» **Written exercise**
Copy every line from the material below that holds "Derivación".

───── Excerpted records

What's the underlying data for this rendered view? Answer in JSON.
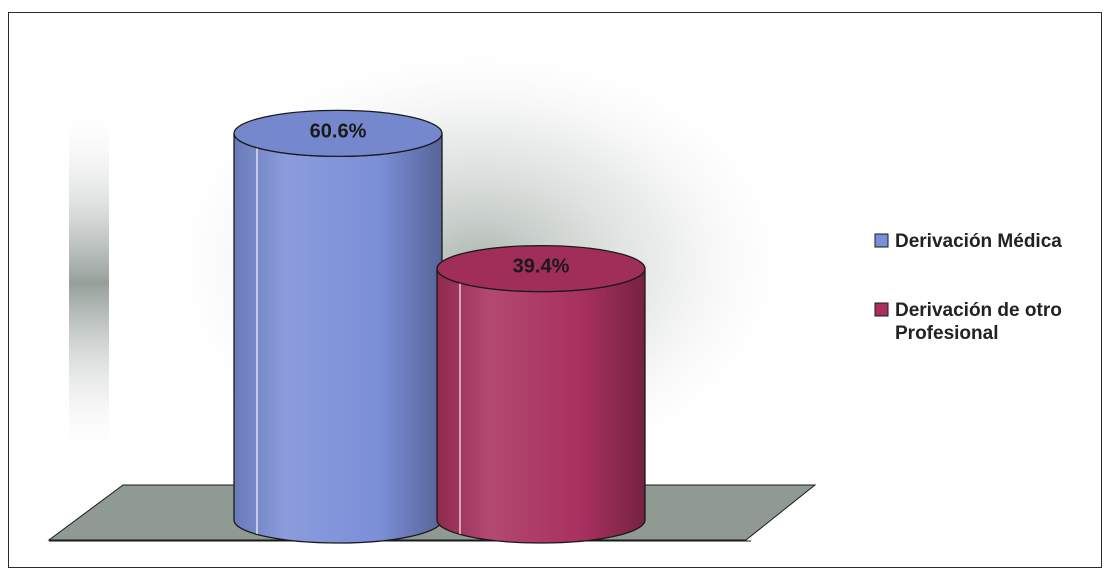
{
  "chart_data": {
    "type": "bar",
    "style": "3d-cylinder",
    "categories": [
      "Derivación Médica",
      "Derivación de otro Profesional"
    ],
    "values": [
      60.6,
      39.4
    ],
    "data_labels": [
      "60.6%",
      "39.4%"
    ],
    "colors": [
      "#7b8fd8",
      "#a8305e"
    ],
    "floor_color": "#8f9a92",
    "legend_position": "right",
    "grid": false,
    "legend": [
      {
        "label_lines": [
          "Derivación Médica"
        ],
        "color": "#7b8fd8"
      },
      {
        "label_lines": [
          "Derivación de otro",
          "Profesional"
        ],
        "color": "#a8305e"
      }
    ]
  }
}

──────────
───── Excerpted records

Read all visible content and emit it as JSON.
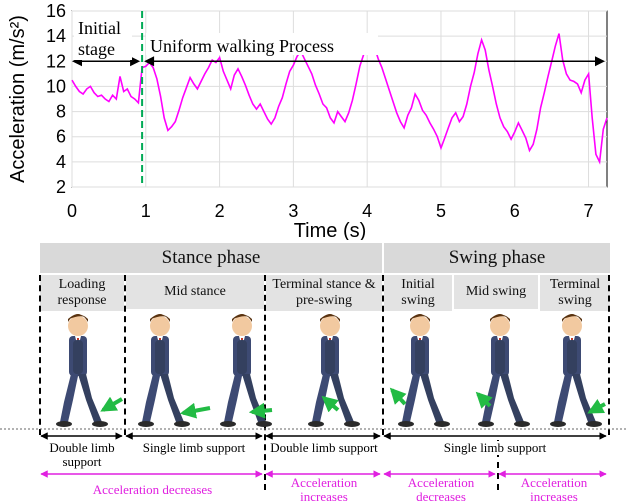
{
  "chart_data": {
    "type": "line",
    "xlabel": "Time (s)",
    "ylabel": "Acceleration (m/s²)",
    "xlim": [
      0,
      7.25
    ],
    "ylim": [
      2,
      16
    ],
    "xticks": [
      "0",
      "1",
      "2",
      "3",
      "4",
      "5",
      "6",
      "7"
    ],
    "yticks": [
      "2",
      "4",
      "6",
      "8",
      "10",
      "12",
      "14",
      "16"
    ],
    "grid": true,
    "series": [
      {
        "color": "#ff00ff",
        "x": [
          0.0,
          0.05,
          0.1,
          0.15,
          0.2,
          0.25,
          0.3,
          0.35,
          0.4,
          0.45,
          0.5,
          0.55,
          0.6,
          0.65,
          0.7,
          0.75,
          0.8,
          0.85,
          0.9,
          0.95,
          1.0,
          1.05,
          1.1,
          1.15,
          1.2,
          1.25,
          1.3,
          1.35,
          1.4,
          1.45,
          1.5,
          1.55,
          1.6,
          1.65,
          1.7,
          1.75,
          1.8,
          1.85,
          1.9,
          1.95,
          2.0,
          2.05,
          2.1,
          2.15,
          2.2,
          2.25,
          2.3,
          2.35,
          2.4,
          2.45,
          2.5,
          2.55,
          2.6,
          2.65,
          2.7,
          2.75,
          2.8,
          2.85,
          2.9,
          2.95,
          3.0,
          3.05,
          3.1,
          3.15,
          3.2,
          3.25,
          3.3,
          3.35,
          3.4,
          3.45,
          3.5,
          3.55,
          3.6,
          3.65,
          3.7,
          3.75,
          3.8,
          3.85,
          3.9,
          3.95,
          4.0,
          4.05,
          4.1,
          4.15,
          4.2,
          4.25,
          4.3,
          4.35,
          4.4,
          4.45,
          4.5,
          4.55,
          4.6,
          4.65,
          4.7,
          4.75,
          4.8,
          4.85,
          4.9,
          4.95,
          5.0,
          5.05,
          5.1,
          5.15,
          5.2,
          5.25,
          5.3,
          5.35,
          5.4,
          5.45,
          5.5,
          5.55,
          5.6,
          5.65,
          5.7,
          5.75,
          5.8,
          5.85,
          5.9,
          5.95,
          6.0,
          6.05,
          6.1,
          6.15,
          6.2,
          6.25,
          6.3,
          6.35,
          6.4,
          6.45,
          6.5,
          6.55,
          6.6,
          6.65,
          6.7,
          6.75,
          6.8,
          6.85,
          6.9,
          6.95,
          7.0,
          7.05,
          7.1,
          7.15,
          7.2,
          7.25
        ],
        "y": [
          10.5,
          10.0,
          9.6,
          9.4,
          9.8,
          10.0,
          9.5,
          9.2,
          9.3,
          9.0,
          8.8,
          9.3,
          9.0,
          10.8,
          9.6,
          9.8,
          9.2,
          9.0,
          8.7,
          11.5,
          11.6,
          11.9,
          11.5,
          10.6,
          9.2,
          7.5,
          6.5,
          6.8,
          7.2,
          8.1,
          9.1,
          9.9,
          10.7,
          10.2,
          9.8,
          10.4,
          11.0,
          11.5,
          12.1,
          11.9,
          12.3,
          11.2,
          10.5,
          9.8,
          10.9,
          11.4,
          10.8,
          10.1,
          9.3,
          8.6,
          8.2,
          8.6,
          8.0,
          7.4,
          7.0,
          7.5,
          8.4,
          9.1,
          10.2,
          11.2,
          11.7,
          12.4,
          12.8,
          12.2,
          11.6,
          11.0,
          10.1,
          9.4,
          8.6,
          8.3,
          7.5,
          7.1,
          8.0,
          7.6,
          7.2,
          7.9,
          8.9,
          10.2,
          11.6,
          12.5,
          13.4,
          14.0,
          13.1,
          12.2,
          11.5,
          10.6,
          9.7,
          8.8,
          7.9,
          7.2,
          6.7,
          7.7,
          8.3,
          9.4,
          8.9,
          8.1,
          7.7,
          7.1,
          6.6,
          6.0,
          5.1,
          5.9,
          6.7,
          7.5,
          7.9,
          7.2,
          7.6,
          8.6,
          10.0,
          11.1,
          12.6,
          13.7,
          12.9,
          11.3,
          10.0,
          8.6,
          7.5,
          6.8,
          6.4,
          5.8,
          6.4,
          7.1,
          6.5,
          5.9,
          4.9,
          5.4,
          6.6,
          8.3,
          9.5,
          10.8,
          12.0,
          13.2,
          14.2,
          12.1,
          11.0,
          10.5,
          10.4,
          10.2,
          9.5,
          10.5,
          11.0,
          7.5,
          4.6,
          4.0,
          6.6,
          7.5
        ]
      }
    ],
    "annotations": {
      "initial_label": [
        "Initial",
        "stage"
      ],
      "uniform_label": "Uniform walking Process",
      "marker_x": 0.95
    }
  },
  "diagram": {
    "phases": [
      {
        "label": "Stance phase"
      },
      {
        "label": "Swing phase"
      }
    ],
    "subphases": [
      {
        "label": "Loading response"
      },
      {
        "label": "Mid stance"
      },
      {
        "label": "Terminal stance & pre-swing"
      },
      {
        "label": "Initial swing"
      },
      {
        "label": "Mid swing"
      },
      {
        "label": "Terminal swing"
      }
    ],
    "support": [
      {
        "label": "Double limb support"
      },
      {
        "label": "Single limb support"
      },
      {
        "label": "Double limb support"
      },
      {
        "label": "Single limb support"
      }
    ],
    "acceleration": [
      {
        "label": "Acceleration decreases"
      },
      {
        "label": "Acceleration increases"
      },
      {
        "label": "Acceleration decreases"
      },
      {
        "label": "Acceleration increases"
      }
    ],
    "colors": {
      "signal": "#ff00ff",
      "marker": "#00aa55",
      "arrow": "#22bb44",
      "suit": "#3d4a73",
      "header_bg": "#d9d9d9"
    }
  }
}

──────────

» **Answer to this task**
      "Derivación Médica",
      "Derivación de otro Profesional"
          "Derivación Médica"
          "Derivación de otro",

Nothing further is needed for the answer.